§ **WHAT TO PRODUCE**
Without omitting anything, return the records precisely as given.

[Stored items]
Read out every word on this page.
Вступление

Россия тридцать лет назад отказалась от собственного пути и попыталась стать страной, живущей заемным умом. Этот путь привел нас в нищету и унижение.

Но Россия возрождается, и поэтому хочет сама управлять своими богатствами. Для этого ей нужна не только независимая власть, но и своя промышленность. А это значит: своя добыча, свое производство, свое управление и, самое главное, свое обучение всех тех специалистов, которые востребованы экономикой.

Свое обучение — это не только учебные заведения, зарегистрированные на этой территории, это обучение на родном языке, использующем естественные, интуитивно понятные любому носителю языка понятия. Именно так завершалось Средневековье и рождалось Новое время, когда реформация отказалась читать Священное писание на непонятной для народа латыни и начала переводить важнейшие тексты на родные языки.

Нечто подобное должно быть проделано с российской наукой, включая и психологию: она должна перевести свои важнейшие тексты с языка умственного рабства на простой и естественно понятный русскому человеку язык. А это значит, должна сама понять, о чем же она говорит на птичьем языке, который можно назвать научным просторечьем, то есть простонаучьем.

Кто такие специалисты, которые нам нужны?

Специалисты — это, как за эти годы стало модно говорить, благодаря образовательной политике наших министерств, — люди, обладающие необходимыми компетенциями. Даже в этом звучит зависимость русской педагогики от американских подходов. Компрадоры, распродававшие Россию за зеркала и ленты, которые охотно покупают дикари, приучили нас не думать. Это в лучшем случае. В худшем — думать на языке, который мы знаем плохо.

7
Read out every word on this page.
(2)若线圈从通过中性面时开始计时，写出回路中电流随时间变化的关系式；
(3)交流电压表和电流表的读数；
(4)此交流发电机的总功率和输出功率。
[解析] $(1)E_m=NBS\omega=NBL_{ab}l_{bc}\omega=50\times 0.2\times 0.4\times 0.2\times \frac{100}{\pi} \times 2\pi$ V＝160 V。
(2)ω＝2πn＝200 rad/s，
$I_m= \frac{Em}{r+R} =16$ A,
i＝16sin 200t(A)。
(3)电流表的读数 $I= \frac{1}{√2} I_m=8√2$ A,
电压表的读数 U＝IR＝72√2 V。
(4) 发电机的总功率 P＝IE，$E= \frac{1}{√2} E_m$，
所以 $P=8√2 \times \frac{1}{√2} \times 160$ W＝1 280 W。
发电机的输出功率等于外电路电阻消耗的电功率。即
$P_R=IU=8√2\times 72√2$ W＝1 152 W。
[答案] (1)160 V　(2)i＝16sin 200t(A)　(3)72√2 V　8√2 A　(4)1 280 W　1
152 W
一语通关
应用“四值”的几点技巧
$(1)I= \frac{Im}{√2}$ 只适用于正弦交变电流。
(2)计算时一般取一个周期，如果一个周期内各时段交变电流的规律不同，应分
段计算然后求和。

§ **FINAL RESULT**
Read out every word on this page.
Вступление

Россия тридцать лет назад отказалась от собственного пути и попыталась стать страной, живущей заемным умом. Этот путь привел нас в нищету и унижение.

Но Россия возрождается, и поэтому хочет сама управлять своими богатствами. Для этого ей нужна не только независимая власть, но и своя промышленность. А это значит: своя добыча, свое производство, свое управление и, самое главное, свое обучение всех тех специалистов, которые востребованы экономикой.

Свое обучение — это не только учебные заведения, зарегистрированные на этой территории, это обучение на родном языке, использующем естественные, интуитивно понятные любому носителю языка понятия. Именно так завершалось Средневековье и рождалось Новое время, когда реформация отказалась читать Священное писание на непонятной для народа латыни и начала переводить важнейшие тексты на родные языки.

Нечто подобное должно быть проделано с российской наукой, включая и психологию: она должна перевести свои важнейшие тексты с языка умственного рабства на простой и естественно понятный русскому человеку язык. А это значит, должна сама понять, о чем же она говорит на птичьем языке, который можно назвать научным просторечьем, то есть простонаучьем.

Кто такие специалисты, которые нам нужны?

Специалисты — это, как за эти годы стало модно говорить, благодаря образовательной политике наших министерств, — люди, обладающие необходимыми компетенциями. Даже в этом звучит зависимость русской педагогики от американских подходов. Компрадоры, распродававшие Россию за зеркала и ленты, которые охотно покупают дикари, приучили нас не думать. Это в лучшем случае. В худшем — думать на языке, который мы знаем плохо.

7
Read out every word on this page.
(2)若线圈从通过中性面时开始计时，写出回路中电流随时间变化的关系式；
(3)交流电压表和电流表的读数；
(4)此交流发电机的总功率和输出功率。
[解析] $(1)E_m=NBS\omega=NBL_{ab}l_{bc}\omega=50\times 0.2\times 0.4\times 0.2\times \frac{100}{\pi} \times 2\pi$ V＝160 V。
(2)ω＝2πn＝200 rad/s，
$I_m= \frac{Em}{r+R} =16$ A,
i＝16sin 200t(A)。
(3)电流表的读数 $I= \frac{1}{√2} I_m=8√2$ A,
电压表的读数 U＝IR＝72√2 V。
(4) 发电机的总功率 P＝IE，$E= \frac{1}{√2} E_m$，
所以 $P=8√2 \times \frac{1}{√2} \times 160$ W＝1 280 W。
发电机的输出功率等于外电路电阻消耗的电功率。即
$P_R=IU=8√2\times 72√2$ W＝1 152 W。
[答案] (1)160 V　(2)i＝16sin 200t(A)　(3)72√2 V　8√2 A　(4)1 280 W　1
152 W
一语通关
应用“四值”的几点技巧
$(1)I= \frac{Im}{√2}$ 只适用于正弦交变电流。
(2)计算时一般取一个周期，如果一个周期内各时段交变电流的规律不同，应分
段计算然后求和。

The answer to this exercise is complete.